Word for word, retype every entry in the listing.

Part of a data file
^^^^

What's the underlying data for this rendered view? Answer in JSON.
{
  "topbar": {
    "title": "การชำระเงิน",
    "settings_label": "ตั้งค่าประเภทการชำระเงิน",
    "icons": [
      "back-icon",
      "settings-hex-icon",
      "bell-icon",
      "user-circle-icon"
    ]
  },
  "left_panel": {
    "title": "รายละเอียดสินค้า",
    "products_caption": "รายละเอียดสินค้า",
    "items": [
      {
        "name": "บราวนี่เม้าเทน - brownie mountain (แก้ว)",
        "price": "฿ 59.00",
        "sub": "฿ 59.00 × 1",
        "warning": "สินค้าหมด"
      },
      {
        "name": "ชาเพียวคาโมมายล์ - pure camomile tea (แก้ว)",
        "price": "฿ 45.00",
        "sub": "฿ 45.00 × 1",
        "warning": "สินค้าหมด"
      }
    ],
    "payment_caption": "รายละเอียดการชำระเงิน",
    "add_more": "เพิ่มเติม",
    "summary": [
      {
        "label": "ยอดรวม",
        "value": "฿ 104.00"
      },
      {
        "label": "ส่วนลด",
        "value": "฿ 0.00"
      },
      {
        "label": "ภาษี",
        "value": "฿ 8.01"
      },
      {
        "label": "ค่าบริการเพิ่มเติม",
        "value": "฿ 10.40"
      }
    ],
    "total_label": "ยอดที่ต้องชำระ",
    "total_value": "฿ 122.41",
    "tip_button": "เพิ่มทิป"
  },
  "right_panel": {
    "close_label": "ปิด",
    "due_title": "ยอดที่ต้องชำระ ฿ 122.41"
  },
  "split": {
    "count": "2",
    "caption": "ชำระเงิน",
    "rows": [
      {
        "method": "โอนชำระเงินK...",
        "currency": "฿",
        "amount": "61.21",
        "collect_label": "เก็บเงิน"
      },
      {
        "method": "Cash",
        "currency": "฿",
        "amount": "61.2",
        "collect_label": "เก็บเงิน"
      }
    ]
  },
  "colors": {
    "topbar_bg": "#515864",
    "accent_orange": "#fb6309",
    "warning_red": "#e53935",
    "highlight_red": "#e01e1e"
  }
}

^^^^

Answer to the task:
What's the underlying data for this rendered view? Answer in JSON.
{
  "topbar": {
    "title": "การชำระเงิน",
    "settings_label": "ตั้งค่าประเภทการชำระเงิน",
    "icons": [
      "back-icon",
      "settings-hex-icon",
      "bell-icon",
      "user-circle-icon"
    ]
  },
  "left_panel": {
    "title": "รายละเอียดสินค้า",
    "products_caption": "รายละเอียดสินค้า",
    "items": [
      {
        "name": "บราวนี่เม้าเทน - brownie mountain (แก้ว)",
        "price": "฿ 59.00",
        "sub": "฿ 59.00 × 1",
        "warning": "สินค้าหมด"
      },
      {
        "name": "ชาเพียวคาโมมายล์ - pure camomile tea (แก้ว)",
        "price": "฿ 45.00",
        "sub": "฿ 45.00 × 1",
        "warning": "สินค้าหมด"
      }
    ],
    "payment_caption": "รายละเอียดการชำระเงิน",
    "add_more": "เพิ่มเติม",
    "summary": [
      {
        "label": "ยอดรวม",
        "value": "฿ 104.00"
      },
      {
        "label": "ส่วนลด",
        "value": "฿ 0.00"
      },
      {
        "label": "ภาษี",
        "value": "฿ 8.01"
      },
      {
        "label": "ค่าบริการเพิ่มเติม",
        "value": "฿ 10.40"
      }
    ],
    "total_label": "ยอดที่ต้องชำระ",
    "total_value": "฿ 122.41",
    "tip_button": "เพิ่มทิป"
  },
  "right_panel": {
    "close_label": "ปิด",
    "due_title": "ยอดที่ต้องชำระ ฿ 122.41"
  },
  "split": {
    "count": "2",
    "caption": "ชำระเงิน",
    "rows": [
      {
        "method": "โอนชำระเงินK...",
        "currency": "฿",
        "amount": "61.21",
        "collect_label": "เก็บเงิน"
      },
      {
        "method": "Cash",
        "currency": "฿",
        "amount": "61.2",
        "collect_label": "เก็บเงิน"
      }
    ]
  },
  "colors": {
    "topbar_bg": "#515864",
    "accent_orange": "#fb6309",
    "warning_red": "#e53935",
    "highlight_red": "#e01e1e"
  }
}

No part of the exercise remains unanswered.